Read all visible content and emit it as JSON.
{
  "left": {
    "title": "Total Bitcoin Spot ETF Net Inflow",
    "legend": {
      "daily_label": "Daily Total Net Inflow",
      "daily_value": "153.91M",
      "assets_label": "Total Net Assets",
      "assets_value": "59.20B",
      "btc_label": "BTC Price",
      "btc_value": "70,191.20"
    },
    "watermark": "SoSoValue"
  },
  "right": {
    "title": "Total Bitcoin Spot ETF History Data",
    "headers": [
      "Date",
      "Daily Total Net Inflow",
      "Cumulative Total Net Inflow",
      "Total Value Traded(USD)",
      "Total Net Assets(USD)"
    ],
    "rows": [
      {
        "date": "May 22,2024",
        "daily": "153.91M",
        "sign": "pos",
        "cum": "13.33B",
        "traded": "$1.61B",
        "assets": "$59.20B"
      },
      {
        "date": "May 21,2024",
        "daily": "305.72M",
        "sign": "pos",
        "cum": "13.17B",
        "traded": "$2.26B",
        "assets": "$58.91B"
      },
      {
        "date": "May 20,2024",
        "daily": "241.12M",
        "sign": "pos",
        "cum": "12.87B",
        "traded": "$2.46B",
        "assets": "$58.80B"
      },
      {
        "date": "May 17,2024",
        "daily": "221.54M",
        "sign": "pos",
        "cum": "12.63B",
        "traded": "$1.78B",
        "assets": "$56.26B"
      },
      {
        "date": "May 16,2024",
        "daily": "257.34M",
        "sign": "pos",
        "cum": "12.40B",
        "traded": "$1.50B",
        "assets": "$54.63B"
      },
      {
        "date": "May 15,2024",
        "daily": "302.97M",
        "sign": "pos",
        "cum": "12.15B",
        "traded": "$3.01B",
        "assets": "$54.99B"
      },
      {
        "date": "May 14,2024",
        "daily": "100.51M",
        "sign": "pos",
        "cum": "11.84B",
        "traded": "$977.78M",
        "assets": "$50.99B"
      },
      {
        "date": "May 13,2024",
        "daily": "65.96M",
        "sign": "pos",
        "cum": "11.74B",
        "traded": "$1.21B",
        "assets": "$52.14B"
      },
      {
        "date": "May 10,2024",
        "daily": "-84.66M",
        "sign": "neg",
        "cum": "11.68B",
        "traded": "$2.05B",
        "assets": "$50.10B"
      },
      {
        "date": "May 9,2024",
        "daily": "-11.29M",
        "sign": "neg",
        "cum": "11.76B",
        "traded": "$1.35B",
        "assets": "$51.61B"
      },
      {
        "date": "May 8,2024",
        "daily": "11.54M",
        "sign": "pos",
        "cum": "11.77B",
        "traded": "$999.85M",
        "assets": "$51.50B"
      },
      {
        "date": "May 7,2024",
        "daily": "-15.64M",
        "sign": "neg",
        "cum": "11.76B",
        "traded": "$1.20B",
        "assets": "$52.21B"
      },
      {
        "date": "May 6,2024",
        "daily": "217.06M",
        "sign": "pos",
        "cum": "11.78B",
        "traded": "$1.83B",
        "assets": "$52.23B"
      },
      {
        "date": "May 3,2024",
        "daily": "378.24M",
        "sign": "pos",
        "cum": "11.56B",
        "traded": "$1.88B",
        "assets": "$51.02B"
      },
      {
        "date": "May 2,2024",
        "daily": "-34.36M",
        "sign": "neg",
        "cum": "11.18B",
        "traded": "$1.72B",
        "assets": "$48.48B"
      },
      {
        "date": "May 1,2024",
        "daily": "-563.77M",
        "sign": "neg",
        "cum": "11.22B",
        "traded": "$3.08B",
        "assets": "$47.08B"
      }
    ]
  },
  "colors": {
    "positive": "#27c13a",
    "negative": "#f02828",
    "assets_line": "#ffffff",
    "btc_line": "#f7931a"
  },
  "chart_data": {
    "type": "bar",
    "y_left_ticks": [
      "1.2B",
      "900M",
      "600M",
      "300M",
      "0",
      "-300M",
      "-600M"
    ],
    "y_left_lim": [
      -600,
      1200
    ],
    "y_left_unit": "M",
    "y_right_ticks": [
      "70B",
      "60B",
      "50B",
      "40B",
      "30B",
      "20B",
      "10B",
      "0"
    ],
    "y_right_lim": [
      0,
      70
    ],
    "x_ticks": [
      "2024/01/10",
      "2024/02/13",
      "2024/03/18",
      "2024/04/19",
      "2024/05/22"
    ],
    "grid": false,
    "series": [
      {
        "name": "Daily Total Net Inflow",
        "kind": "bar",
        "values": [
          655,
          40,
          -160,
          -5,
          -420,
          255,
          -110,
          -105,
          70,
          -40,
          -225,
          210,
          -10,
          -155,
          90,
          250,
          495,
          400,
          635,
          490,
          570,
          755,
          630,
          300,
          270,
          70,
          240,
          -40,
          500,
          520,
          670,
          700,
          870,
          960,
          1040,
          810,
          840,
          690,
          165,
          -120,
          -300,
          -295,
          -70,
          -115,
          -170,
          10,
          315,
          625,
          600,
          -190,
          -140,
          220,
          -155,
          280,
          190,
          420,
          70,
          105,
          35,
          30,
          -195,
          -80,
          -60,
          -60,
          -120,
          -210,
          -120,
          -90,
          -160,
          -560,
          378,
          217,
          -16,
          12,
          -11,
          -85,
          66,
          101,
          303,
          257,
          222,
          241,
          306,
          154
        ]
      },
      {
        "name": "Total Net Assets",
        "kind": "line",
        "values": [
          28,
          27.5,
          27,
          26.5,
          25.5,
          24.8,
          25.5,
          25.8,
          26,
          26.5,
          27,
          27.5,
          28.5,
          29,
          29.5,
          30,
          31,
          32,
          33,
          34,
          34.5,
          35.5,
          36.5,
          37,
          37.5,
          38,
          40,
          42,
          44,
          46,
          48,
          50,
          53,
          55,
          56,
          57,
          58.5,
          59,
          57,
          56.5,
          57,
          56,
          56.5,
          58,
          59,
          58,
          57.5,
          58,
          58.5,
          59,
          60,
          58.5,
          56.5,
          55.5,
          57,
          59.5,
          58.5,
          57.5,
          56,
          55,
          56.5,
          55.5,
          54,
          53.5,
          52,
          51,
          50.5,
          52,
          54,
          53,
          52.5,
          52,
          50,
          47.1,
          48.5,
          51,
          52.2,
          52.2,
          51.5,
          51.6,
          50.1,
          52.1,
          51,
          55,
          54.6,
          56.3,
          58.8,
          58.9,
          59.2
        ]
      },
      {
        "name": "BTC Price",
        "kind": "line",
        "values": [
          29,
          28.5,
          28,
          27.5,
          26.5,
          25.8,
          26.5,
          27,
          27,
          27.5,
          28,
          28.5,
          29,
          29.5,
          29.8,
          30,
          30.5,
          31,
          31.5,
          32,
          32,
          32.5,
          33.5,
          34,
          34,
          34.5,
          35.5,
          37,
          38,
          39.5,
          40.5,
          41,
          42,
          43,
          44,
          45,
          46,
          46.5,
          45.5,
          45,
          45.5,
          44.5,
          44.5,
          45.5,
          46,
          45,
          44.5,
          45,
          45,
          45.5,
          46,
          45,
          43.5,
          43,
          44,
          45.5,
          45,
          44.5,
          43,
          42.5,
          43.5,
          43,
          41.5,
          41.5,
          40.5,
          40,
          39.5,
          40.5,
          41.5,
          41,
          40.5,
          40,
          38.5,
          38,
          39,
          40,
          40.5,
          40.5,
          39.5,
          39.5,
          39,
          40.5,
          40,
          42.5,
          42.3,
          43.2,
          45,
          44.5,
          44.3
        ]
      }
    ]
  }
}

==*==

| INSTRUCTION |
Which lines contain "Spot"? Copy each of them.

| RESPONSE TO THE TASK |
    "title": "Total Bitcoin Spot ETF Net Inflow",
    "title": "Total Bitcoin Spot ETF History Data",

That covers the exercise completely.